#### Job:
Copy every record below, exactly as written.

#### Dataset content:
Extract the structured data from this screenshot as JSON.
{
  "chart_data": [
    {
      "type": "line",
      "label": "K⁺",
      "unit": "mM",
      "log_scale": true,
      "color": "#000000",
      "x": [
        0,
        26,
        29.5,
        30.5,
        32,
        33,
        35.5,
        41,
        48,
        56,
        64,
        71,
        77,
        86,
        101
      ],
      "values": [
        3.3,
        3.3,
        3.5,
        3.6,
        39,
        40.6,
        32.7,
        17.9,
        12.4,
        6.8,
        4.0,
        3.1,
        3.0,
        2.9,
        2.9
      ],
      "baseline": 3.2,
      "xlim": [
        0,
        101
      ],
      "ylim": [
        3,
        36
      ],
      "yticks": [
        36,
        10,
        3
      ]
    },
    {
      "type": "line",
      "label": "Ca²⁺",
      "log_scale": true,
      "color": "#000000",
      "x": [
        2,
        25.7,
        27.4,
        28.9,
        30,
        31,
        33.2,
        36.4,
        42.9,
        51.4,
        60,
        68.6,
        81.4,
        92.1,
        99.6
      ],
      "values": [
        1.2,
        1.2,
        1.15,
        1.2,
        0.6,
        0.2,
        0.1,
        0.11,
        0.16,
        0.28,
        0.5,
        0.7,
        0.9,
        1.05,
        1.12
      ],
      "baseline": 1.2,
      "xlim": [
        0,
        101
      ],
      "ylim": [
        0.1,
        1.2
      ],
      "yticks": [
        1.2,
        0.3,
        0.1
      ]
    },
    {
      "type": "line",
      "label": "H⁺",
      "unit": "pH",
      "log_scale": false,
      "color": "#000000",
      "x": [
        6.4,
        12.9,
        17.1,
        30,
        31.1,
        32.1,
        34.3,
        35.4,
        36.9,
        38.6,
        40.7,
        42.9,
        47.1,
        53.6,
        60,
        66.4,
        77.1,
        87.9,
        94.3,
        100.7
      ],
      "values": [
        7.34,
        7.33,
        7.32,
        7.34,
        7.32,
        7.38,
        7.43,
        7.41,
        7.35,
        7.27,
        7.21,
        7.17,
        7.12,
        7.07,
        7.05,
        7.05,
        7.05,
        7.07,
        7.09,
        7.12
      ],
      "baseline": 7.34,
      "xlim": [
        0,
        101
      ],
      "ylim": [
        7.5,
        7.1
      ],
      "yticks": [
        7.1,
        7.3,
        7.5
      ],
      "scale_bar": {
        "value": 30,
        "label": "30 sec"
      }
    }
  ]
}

#### Exercise response:
Extract the structured data from this screenshot as JSON.
{
  "chart_data": [
    {
      "type": "line",
      "label": "K⁺",
      "unit": "mM",
      "log_scale": true,
      "color": "#000000",
      "x": [
        0,
        26,
        29.5,
        30.5,
        32,
        33,
        35.5,
        41,
        48,
        56,
        64,
        71,
        77,
        86,
        101
      ],
      "values": [
        3.3,
        3.3,
        3.5,
        3.6,
        39,
        40.6,
        32.7,
        17.9,
        12.4,
        6.8,
        4.0,
        3.1,
        3.0,
        2.9,
        2.9
      ],
      "baseline": 3.2,
      "xlim": [
        0,
        101
      ],
      "ylim": [
        3,
        36
      ],
      "yticks": [
        36,
        10,
        3
      ]
    },
    {
      "type": "line",
      "label": "Ca²⁺",
      "log_scale": true,
      "color": "#000000",
      "x": [
        2,
        25.7,
        27.4,
        28.9,
        30,
        31,
        33.2,
        36.4,
        42.9,
        51.4,
        60,
        68.6,
        81.4,
        92.1,
        99.6
      ],
      "values": [
        1.2,
        1.2,
        1.15,
        1.2,
        0.6,
        0.2,
        0.1,
        0.11,
        0.16,
        0.28,
        0.5,
        0.7,
        0.9,
        1.05,
        1.12
      ],
      "baseline": 1.2,
      "xlim": [
        0,
        101
      ],
      "ylim": [
        0.1,
        1.2
      ],
      "yticks": [
        1.2,
        0.3,
        0.1
      ]
    },
    {
      "type": "line",
      "label": "H⁺",
      "unit": "pH",
      "log_scale": false,
      "color": "#000000",
      "x": [
        6.4,
        12.9,
        17.1,
        30,
        31.1,
        32.1,
        34.3,
        35.4,
        36.9,
        38.6,
        40.7,
        42.9,
        47.1,
        53.6,
        60,
        66.4,
        77.1,
        87.9,
        94.3,
        100.7
      ],
      "values": [
        7.34,
        7.33,
        7.32,
        7.34,
        7.32,
        7.38,
        7.43,
        7.41,
        7.35,
        7.27,
        7.21,
        7.17,
        7.12,
        7.07,
        7.05,
        7.05,
        7.05,
        7.07,
        7.09,
        7.12
      ],
      "baseline": 7.34,
      "xlim": [
        0,
        101
      ],
      "ylim": [
        7.5,
        7.1
      ],
      "yticks": [
        7.1,
        7.3,
        7.5
      ],
      "scale_bar": {
        "value": 30,
        "label": "30 sec"
      }
    }
  ]
}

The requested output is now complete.